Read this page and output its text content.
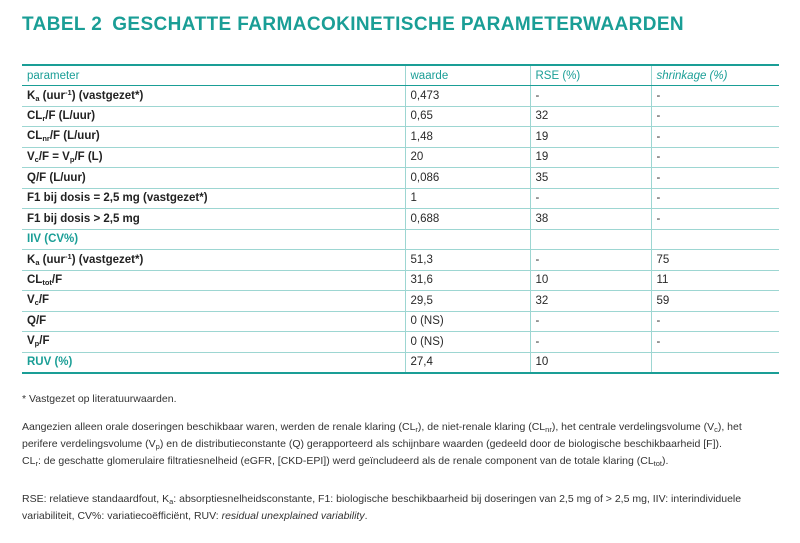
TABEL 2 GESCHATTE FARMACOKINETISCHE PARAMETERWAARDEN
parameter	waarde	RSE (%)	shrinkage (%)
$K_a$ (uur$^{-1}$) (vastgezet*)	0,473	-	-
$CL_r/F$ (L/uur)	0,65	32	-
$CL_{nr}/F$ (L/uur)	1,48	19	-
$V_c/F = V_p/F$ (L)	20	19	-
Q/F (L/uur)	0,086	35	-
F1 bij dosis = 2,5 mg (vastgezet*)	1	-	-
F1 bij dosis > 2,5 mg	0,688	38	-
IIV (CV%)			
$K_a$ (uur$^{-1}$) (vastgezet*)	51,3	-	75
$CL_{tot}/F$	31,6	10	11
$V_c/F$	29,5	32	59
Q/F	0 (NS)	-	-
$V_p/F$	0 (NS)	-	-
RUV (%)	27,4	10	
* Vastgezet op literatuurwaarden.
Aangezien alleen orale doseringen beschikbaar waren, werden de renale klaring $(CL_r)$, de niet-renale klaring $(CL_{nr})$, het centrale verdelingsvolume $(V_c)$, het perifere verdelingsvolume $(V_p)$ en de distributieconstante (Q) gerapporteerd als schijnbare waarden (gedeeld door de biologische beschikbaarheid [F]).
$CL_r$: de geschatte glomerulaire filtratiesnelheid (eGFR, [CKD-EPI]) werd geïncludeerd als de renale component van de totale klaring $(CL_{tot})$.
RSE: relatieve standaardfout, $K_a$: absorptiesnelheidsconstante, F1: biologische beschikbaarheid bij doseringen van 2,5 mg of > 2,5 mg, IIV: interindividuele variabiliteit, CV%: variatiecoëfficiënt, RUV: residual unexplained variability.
+-------+
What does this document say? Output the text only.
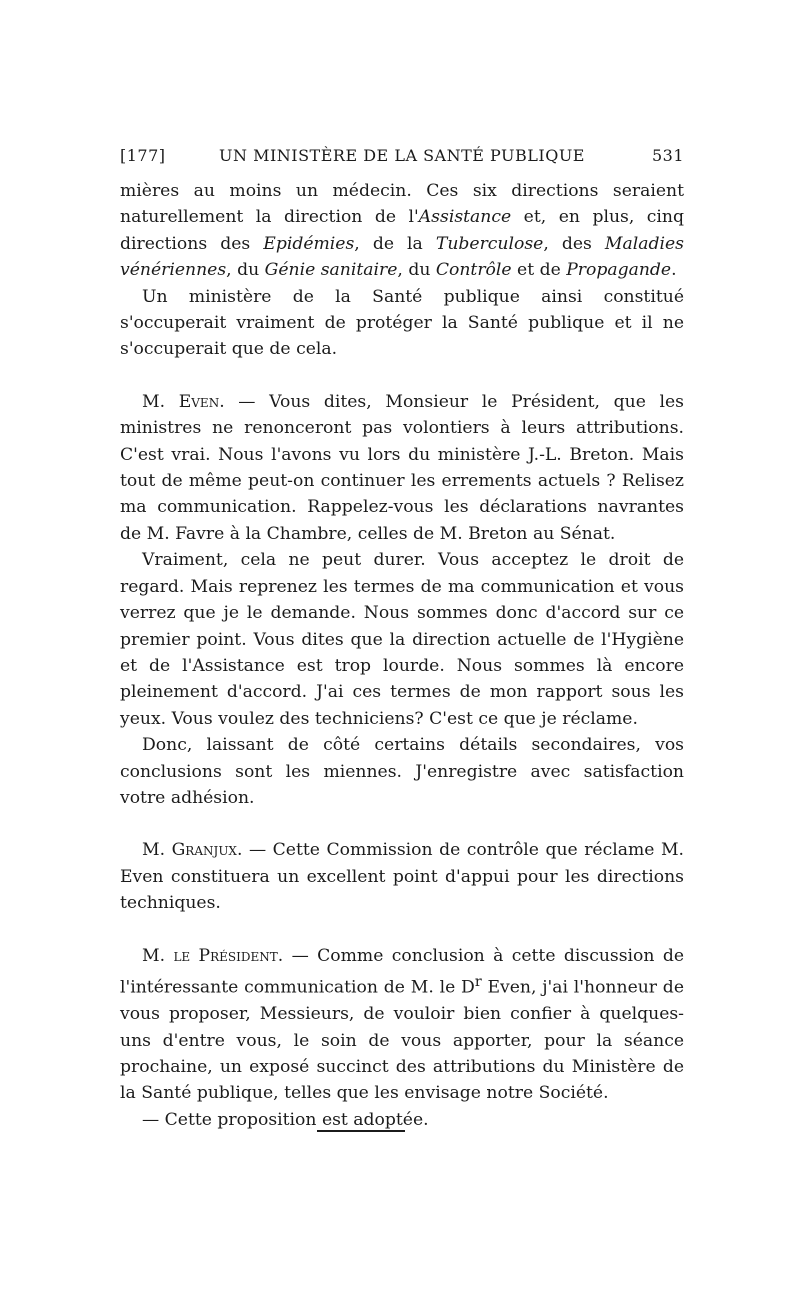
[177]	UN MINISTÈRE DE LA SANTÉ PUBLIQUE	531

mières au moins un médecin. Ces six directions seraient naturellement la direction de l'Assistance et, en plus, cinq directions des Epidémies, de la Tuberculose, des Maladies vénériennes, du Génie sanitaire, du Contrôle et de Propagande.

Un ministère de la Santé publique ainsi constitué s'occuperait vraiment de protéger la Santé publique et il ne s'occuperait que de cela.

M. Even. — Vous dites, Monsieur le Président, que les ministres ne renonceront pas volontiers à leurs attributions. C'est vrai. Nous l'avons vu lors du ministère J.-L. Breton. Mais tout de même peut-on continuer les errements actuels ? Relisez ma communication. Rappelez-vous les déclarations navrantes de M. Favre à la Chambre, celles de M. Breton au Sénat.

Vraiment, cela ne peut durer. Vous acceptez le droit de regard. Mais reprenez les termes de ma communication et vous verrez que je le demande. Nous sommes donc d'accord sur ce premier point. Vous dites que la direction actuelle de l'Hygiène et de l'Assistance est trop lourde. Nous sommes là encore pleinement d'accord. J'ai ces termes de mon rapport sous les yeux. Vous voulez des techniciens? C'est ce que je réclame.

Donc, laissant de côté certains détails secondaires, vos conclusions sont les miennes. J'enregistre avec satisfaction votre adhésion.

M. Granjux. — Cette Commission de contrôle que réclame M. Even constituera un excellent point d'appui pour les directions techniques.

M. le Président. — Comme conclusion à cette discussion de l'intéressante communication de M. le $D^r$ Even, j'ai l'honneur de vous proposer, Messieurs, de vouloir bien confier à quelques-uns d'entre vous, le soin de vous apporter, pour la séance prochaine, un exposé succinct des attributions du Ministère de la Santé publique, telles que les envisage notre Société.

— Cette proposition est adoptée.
+-------+
__Prompt__
Copy every line of the listing that contains the word "peut".

__Result for this exercise__
M. Even. — Vous dites, Monsieur le Président, que les ministres ne renonceront pas volontiers à leurs attributions. C'est vrai. Nous l'avons vu lors du ministère J.-L. Breton. Mais tout de même peut-on continuer les errements actuels ? Relisez ma communication. Rappelez-vous les déclarations navrantes de M. Favre à la Chambre, celles de M. Breton au Sénat.
Vraiment, cela ne peut durer. Vous acceptez le droit de regard. Mais reprenez les termes de ma communication et vous verrez que je le demande. Nous sommes donc d'accord sur ce premier point. Vous dites que la direction actuelle de l'Hygiène et de l'Assistance est trop lourde. Nous sommes là encore pleinement d'accord. J'ai ces termes de mon rapport sous les yeux. Vous voulez des techniciens? C'est ce que je réclame.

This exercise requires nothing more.